* _What to work on_
Go through the records and give each one again exactly.

Some records
————————
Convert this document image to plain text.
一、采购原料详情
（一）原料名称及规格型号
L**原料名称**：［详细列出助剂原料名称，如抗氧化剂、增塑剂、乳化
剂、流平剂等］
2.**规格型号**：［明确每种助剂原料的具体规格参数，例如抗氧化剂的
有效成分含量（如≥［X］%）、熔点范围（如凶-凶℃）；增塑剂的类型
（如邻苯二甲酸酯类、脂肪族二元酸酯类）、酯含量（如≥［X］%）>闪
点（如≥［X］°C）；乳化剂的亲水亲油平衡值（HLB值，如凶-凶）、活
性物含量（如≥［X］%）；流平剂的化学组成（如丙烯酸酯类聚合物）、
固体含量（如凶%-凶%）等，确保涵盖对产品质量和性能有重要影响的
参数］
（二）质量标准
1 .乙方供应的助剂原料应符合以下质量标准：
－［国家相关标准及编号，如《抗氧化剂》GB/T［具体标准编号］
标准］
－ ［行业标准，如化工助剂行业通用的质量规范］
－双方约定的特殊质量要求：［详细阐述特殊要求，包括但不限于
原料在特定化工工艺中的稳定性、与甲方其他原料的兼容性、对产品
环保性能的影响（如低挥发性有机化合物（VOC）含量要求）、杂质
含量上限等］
————————
* _The reply_
Convert this document image to plain text.
一、采购原料详情
（一）原料名称及规格型号
L**原料名称**：［详细列出助剂原料名称，如抗氧化剂、增塑剂、乳化
剂、流平剂等］
2.**规格型号**：［明确每种助剂原料的具体规格参数，例如抗氧化剂的
有效成分含量（如≥［X］%）、熔点范围（如凶-凶℃）；增塑剂的类型
（如邻苯二甲酸酯类、脂肪族二元酸酯类）、酯含量（如≥［X］%）>闪
点（如≥［X］°C）；乳化剂的亲水亲油平衡值（HLB值，如凶-凶）、活
性物含量（如≥［X］%）；流平剂的化学组成（如丙烯酸酯类聚合物）、
固体含量（如凶%-凶%）等，确保涵盖对产品质量和性能有重要影响的
参数］
（二）质量标准
1 .乙方供应的助剂原料应符合以下质量标准：
－［国家相关标准及编号，如《抗氧化剂》GB/T［具体标准编号］
标准］
－ ［行业标准，如化工助剂行业通用的质量规范］
－双方约定的特殊质量要求：［详细阐述特殊要求，包括但不限于
原料在特定化工工艺中的稳定性、与甲方其他原料的兼容性、对产品
环保性能的影响（如低挥发性有机化合物（VOC）含量要求）、杂质
含量上限等］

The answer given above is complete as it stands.